[Extract to read]
╭──

Image Map

Wednesday, July 30, 2014

Unexpected Lessons From My Teens ~ What Have I Really Been Modeling While Being Strong Through Chronic Pain?

Photo by K Noland of Ft. Myers FL
I feel like I have limped my way through the last 11 years. I have allowed my health and feelings to dictate my days. I have quietly pushed too hard and then suffered in relative silence. I was trying to be so strong. I had this life altering experience with my health and medications with awful side effects while I was helping to raise 2 little girls. I didn't have anyone to talk to. So, I started talking to myself.

At first, I was encouraging and then, when I didn't heal as I should have, I got frustrated with myself. A few more surgeries, more meds, more pain, and less healing lead to feeling pretty bad about myself as a woman and as a mother. Most of the time, I just hurt and wanted to be left alone. You can't really hide from those you are caring for. Believe me, when they are hungry, they come looking for you!

I had this idea that I had to do everything...AND do it perfectly. I had this picture in my mind of how my mother was and all of the things I wanted to do the same or differently. I kept thinking that I would have plenty of time to care for myself after the kids left home. So, I always put myself last or not at all. I couldn't wrap my mind around the knowledge that the picture that I had in my head and the reality of actually achieving it were way off. The very idea of perfection is ludicrous to begin with but add surgeries and chronic pain and now it is just plain insane!

I have always been a fierce advocate for my children; especially, when they speak negatively about themselves. I encourage them to give things their all so they will have no regrets. I hear myself talking to my girls, loving them and trying to guide them along through the years to be strong, confident, and capable young women. I think about their futures and wonder about them being wives and mothers raising their kids. I stopped dead in my tracks when my oldest turned to me one night while she was clearing the dinner dishes and said, "I am not going to spoil my kids the way you spoil me". I nearly choked. I happened to find this hilarious and laughed hysterically; considering that she is the one who is always asking someone to do something for her (insert eye roll here!). But, it really got me thinking.

╰──

[Source material]

╭──

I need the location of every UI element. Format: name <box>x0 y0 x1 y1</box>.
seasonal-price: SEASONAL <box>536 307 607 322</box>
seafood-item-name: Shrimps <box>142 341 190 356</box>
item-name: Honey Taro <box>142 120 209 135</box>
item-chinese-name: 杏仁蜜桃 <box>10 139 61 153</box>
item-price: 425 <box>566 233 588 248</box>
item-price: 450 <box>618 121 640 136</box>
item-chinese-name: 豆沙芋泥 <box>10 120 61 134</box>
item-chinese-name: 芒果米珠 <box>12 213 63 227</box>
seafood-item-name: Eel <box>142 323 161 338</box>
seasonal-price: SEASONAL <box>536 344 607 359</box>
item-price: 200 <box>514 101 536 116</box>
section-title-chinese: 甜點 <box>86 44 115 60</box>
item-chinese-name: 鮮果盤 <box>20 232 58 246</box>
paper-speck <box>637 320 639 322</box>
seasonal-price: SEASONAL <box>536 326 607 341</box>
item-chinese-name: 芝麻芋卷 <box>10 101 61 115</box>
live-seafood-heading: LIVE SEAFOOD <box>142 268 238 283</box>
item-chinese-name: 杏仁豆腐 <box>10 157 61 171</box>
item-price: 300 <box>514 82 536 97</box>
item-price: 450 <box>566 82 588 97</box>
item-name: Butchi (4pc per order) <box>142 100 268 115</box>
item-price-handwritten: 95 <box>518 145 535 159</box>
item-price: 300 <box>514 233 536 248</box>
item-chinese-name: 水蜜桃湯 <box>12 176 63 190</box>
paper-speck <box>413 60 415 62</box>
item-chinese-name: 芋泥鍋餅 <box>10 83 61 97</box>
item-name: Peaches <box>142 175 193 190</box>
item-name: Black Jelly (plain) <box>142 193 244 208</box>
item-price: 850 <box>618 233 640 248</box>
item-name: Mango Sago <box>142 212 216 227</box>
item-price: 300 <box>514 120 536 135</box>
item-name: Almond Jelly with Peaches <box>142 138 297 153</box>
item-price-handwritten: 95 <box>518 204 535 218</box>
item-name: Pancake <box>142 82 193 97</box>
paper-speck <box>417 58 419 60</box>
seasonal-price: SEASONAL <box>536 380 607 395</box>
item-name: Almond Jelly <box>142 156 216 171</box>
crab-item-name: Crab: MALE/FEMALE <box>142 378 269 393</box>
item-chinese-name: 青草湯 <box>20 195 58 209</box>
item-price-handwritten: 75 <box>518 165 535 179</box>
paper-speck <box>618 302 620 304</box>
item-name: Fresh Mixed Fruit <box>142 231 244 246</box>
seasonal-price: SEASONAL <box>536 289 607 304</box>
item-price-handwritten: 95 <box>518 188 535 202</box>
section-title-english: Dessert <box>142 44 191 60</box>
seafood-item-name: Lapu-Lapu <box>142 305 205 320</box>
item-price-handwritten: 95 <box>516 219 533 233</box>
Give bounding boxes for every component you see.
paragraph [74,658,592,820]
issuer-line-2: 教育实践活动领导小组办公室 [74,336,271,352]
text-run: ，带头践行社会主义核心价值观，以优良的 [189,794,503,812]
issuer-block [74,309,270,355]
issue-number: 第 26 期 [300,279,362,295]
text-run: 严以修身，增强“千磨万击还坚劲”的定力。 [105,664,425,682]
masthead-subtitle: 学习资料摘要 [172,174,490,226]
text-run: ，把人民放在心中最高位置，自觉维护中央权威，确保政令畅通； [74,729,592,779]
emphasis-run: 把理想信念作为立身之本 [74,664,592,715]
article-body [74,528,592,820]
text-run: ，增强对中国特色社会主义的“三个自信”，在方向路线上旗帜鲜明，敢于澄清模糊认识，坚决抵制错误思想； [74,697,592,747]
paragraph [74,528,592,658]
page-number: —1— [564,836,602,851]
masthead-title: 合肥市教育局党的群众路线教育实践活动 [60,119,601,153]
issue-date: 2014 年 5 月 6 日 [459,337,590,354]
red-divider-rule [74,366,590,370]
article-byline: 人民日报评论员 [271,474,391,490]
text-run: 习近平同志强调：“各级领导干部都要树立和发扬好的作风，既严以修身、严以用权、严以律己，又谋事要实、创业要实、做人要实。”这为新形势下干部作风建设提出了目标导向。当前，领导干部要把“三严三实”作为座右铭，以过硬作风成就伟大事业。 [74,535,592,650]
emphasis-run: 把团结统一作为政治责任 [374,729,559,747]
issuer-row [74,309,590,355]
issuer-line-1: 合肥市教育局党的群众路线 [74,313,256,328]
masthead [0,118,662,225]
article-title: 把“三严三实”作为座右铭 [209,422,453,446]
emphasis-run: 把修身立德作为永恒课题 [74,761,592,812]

╰──

[What you need to do]
**A)** Decide whether each statement agrees with the blog post above. For each one, answer yes or no and quote the words of the post that settle it.
(i) The writer feels she has limped through the last 11 years.
(ii) The writer was helping to raise three little girls.
(iii) The writer's oldest daughter said she would spoil her own kids the same way.
**B)** Copy the part of the blog post that opens with the words containing "I had this idea" and closes with "just plain insane!".
**C)** In the blog post, what was the writer's oldest daughter doing when she made her remark about spoiling?

[Exercise solutions]
**A)**
(i) Yes: "I feel like I have limped my way through the last 11 years."
(ii) No: "while I was helping to raise 2 little girls."
(iii) No: "I am not going to spoil my kids the way you spoil me"

**B)**
I had this idea that I had to do everything...AND do it perfectly. I had this picture in my mind of how my mother was and all of the things I wanted to do the same or differently. I kept thinking that I would have plenty of time to care for myself after the kids left home. So, I always put myself last or not at all. I couldn't wrap my mind around the knowledge that the picture that I had in my head and the reality of actually achieving it were way off. The very idea of perfection is ludicrous to begin with but add surgeries and chronic pain and now it is just plain insane!

**C)** She was clearing the dinner dishes.